| INPUT DATA |
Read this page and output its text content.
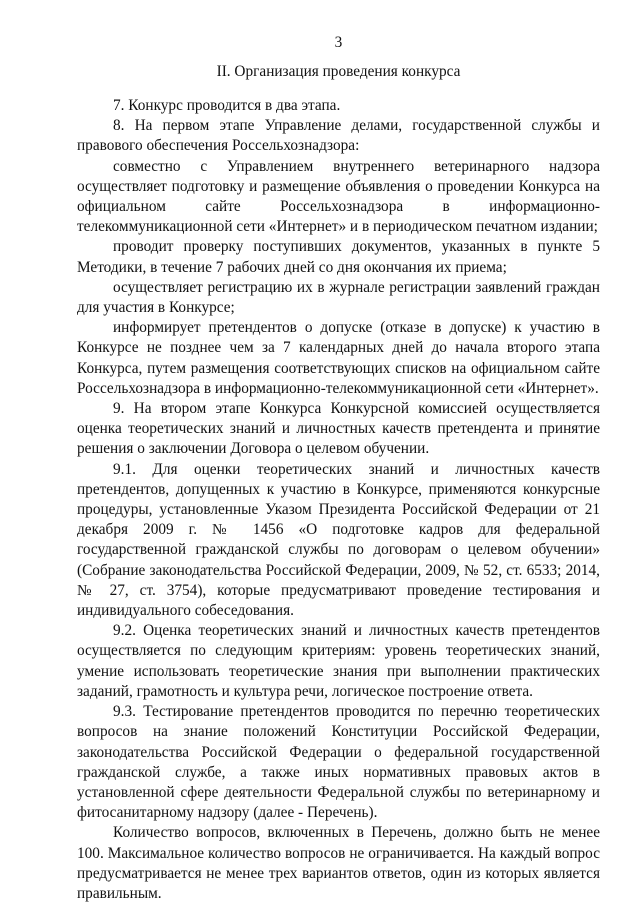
3

II. Организация проведения конкурса

7. Конкурс проводится в два этапа.

8. На первом этапе Управление делами, государственной службы и правового обеспечения Россельхознадзора:

совместно с Управлением внутреннего ветеринарного надзора осуществляет подготовку и размещение объявления о проведении Конкурса на официальном сайте Россельхознадзора в информационно-телекоммуникационной сети «Интернет» и в периодическом печатном издании;

проводит проверку поступивших документов, указанных в пункте 5 Методики, в течение 7 рабочих дней со дня окончания их приема;

осуществляет регистрацию их в журнале регистрации заявлений граждан для участия в Конкурсе;

информирует претендентов о допуске (отказе в допуске) к участию в Конкурсе не позднее чем за 7 календарных дней до начала второго этапа Конкурса, путем размещения соответствующих списков на официальном сайте Россельхознадзора в информационно-телекоммуникационной сети «Интернет».

9. На втором этапе Конкурса Конкурсной комиссией осуществляется оценка теоретических знаний и личностных качеств претендента и принятие решения о заключении Договора о целевом обучении.

9.1. Для оценки теоретических знаний и личностных качеств претендентов, допущенных к участию в Конкурсе, применяются конкурсные процедуры, установленные Указом Президента Российской Федерации от 21 декабря 2009 г. № 1456 «О подготовке кадров для федеральной государственной гражданской службы по договорам о целевом обучении» (Собрание законодательства Российской Федерации, 2009, № 52, ст. 6533; 2014, № 27, ст. 3754), которые предусматривают проведение тестирования и индивидуального собеседования.

9.2. Оценка теоретических знаний и личностных качеств претендентов осуществляется по следующим критериям: уровень теоретических знаний, умение использовать теоретические знания при выполнении практических заданий, грамотность и культура речи, логическое построение ответа.

9.3. Тестирование претендентов проводится по перечню теоретических вопросов на знание положений Конституции Российской Федерации, законодательства Российской Федерации о федеральной государственной гражданской службе, а также иных нормативных правовых актов в установленной сфере деятельности Федеральной службы по ветеринарному и фитосанитарному надзору (далее - Перечень).

Количество вопросов, включенных в Перечень, должно быть не менее 100. Максимальное количество вопросов не ограничивается. На каждый вопрос предусматривается не менее трех вариантов ответов, один из которых является правильным.
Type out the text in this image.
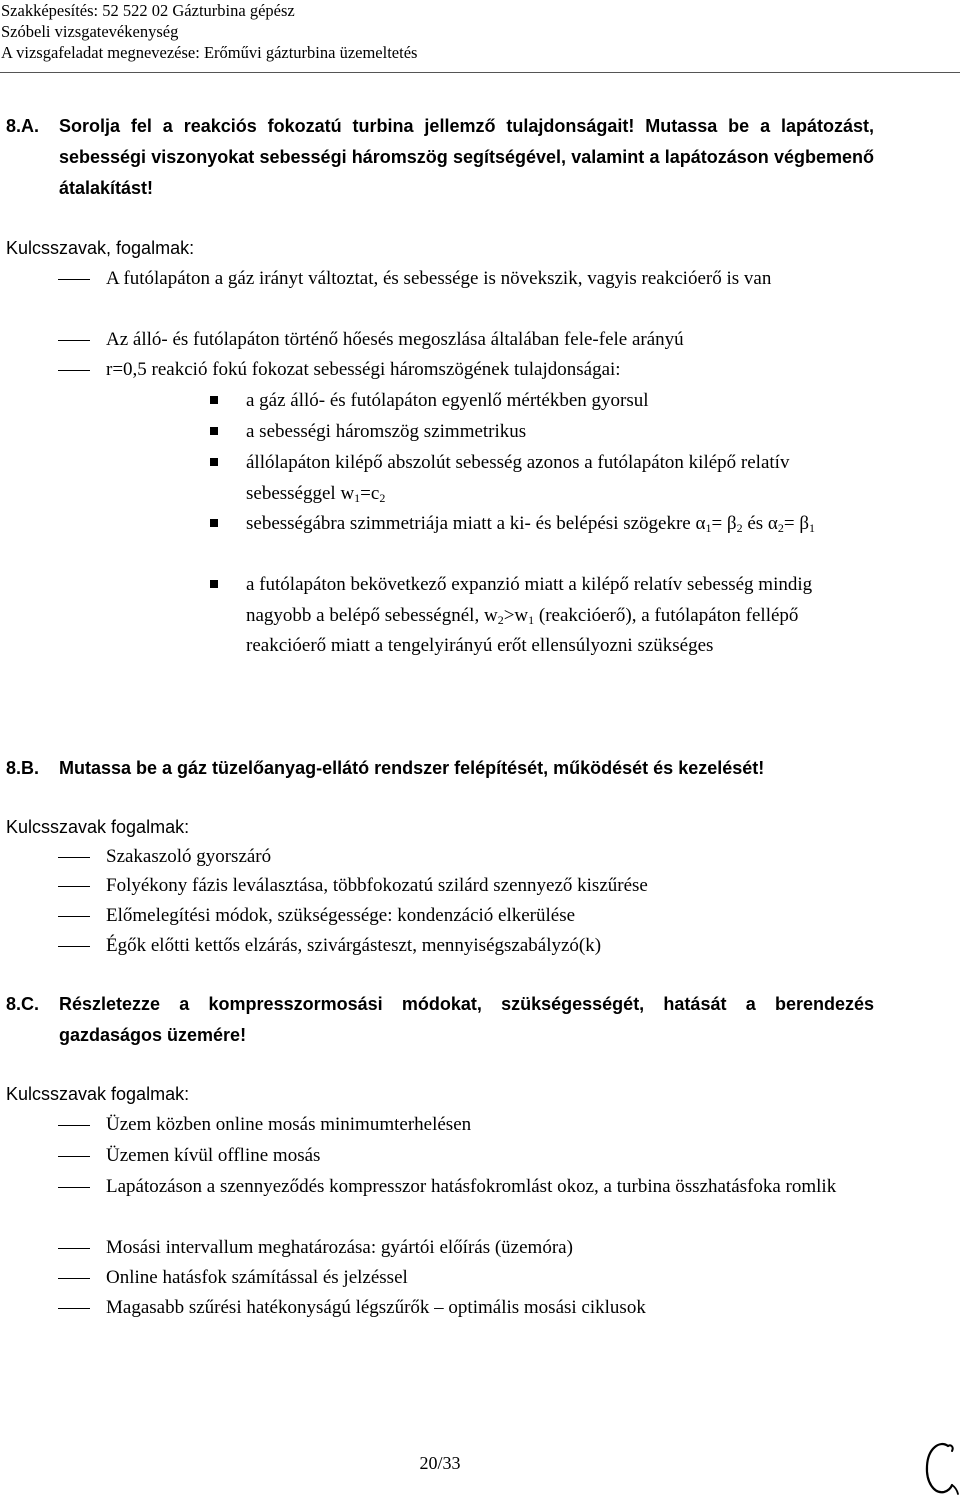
Szakképesítés: 52 522 02 Gázturbina gépész
Szóbeli vizsgatevékenység
A vizsgafeladat megnevezése: Erőművi gázturbina üzemeltetés
8.A. Sorolja fel a reakciós fokozatú turbina jellemző tulajdonságait! Mutassa be a lapátozást, sebességi viszonyokat sebességi háromszög segítségével, valamint a lapátozáson végbemenő átalakítást!
Kulcsszavak, fogalmak:
A futólapáton a gáz irányt változtat, és sebessége is növekszik, vagyis reakcióerő is van
Az álló- és futólapáton történő hőesés megoszlása általában fele-fele arányú
r=0,5 reakció fokú fokozat sebességi háromszögének tulajdonságai:
a gáz álló- és futólapáton egyenlő mértékben gyorsul
a sebességi háromszög szimmetrikus
állólapáton kilépő abszolút sebesség azonos a futólapáton kilépő relatív sebességgel $w_1=c_2$
sebességábra szimmetriája miatt a ki- és belépési szögekre $\alpha_1= \beta_2$ és $\alpha_2= \beta_1$
a futólapáton bekövetkező expanzió miatt a kilépő relatív sebesség mindig nagyobb a belépő sebességnél, $w_2>w_1$ (reakcióerő), a futólapáton fellépő reakcióerő miatt a tengelyirányú erőt ellensúlyozni szükséges
8.B. Mutassa be a gáz tüzelőanyag-ellátó rendszer felépítését, működését és kezelését!
Kulcsszavak fogalmak:
Szakaszoló gyorszáró
Folyékony fázis leválasztása, többfokozatú szilárd szennyező kiszűrése
Előmelegítési módok, szükségessége: kondenzáció elkerülése
Égők előtti kettős elzárás, szivárgásteszt, mennyiségszabályzó(k)
8.C. Részletezze a kompresszormosási módokat, szükségességét, hatását a berendezés gazdaságos üzemére!
Kulcsszavak fogalmak:
Üzem közben online mosás minimumterhelésen
Üzemen kívül offline mosás
Lapátozáson a szennyeződés kompresszor hatásfokromlást okoz, a turbina összhatásfoka romlik
Mosási intervallum meghatározása: gyártói előírás (üzemóra)
Online hatásfok számítással és jelzéssel
Magasabb szűrési hatékonyságú légszűrők – optimális mosási ciklusok
20/33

| DIRECTION |
Will you restate every entry word for word and omit the images?

| THE RESPONSE |
Read this page and output its text content.
3

II. Организация проведения конкурса

7. Конкурс проводится в два этапа.

8. На первом этапе Управление делами, государственной службы и правового обеспечения Россельхознадзора:

совместно с Управлением внутреннего ветеринарного надзора осуществляет подготовку и размещение объявления о проведении Конкурса на официальном сайте Россельхознадзора в информационно-телекоммуникационной сети «Интернет» и в периодическом печатном издании;

проводит проверку поступивших документов, указанных в пункте 5 Методики, в течение 7 рабочих дней со дня окончания их приема;

осуществляет регистрацию их в журнале регистрации заявлений граждан для участия в Конкурсе;

информирует претендентов о допуске (отказе в допуске) к участию в Конкурсе не позднее чем за 7 календарных дней до начала второго этапа Конкурса, путем размещения соответствующих списков на официальном сайте Россельхознадзора в информационно-телекоммуникационной сети «Интернет».

9. На втором этапе Конкурса Конкурсной комиссией осуществляется оценка теоретических знаний и личностных качеств претендента и принятие решения о заключении Договора о целевом обучении.

9.1. Для оценки теоретических знаний и личностных качеств претендентов, допущенных к участию в Конкурсе, применяются конкурсные процедуры, установленные Указом Президента Российской Федерации от 21 декабря 2009 г. № 1456 «О подготовке кадров для федеральной государственной гражданской службы по договорам о целевом обучении» (Собрание законодательства Российской Федерации, 2009, № 52, ст. 6533; 2014, № 27, ст. 3754), которые предусматривают проведение тестирования и индивидуального собеседования.

9.2. Оценка теоретических знаний и личностных качеств претендентов осуществляется по следующим критериям: уровень теоретических знаний, умение использовать теоретические знания при выполнении практических заданий, грамотность и культура речи, логическое построение ответа.

9.3. Тестирование претендентов проводится по перечню теоретических вопросов на знание положений Конституции Российской Федерации, законодательства Российской Федерации о федеральной государственной гражданской службе, а также иных нормативных правовых актов в установленной сфере деятельности Федеральной службы по ветеринарному и фитосанитарному надзору (далее - Перечень).

Количество вопросов, включенных в Перечень, должно быть не менее 100. Максимальное количество вопросов не ограничивается. На каждый вопрос предусматривается не менее трех вариантов ответов, один из которых является правильным.
Type out the text in this image.
Szakképesítés: 52 522 02 Gázturbina gépész
Szóbeli vizsgatevékenység
A vizsgafeladat megnevezése: Erőművi gázturbina üzemeltetés
8.A. Sorolja fel a reakciós fokozatú turbina jellemző tulajdonságait! Mutassa be a lapátozást, sebességi viszonyokat sebességi háromszög segítségével, valamint a lapátozáson végbemenő átalakítást!
Kulcsszavak, fogalmak:
A futólapáton a gáz irányt változtat, és sebessége is növekszik, vagyis reakcióerő is van
Az álló- és futólapáton történő hőesés megoszlása általában fele-fele arányú
r=0,5 reakció fokú fokozat sebességi háromszögének tulajdonságai:
a gáz álló- és futólapáton egyenlő mértékben gyorsul
a sebességi háromszög szimmetrikus
állólapáton kilépő abszolút sebesség azonos a futólapáton kilépő relatív sebességgel $w_1=c_2$
sebességábra szimmetriája miatt a ki- és belépési szögekre $\alpha_1= \beta_2$ és $\alpha_2= \beta_1$
a futólapáton bekövetkező expanzió miatt a kilépő relatív sebesség mindig nagyobb a belépő sebességnél, $w_2>w_1$ (reakcióerő), a futólapáton fellépő reakcióerő miatt a tengelyirányú erőt ellensúlyozni szükséges
8.B. Mutassa be a gáz tüzelőanyag-ellátó rendszer felépítését, működését és kezelését!
Kulcsszavak fogalmak:
Szakaszoló gyorszáró
Folyékony fázis leválasztása, többfokozatú szilárd szennyező kiszűrése
Előmelegítési módok, szükségessége: kondenzáció elkerülése
Égők előtti kettős elzárás, szivárgásteszt, mennyiségszabályzó(k)
8.C. Részletezze a kompresszormosási módokat, szükségességét, hatását a berendezés gazdaságos üzemére!
Kulcsszavak fogalmak:
Üzem közben online mosás minimumterhelésen
Üzemen kívül offline mosás
Lapátozáson a szennyeződés kompresszor hatásfokromlást okoz, a turbina összhatásfoka romlik
Mosási intervallum meghatározása: gyártói előírás (üzemóra)
Online hatásfok számítással és jelzéssel
Magasabb szűrési hatékonyságú légszűrők – optimális mosási ciklusok
20/33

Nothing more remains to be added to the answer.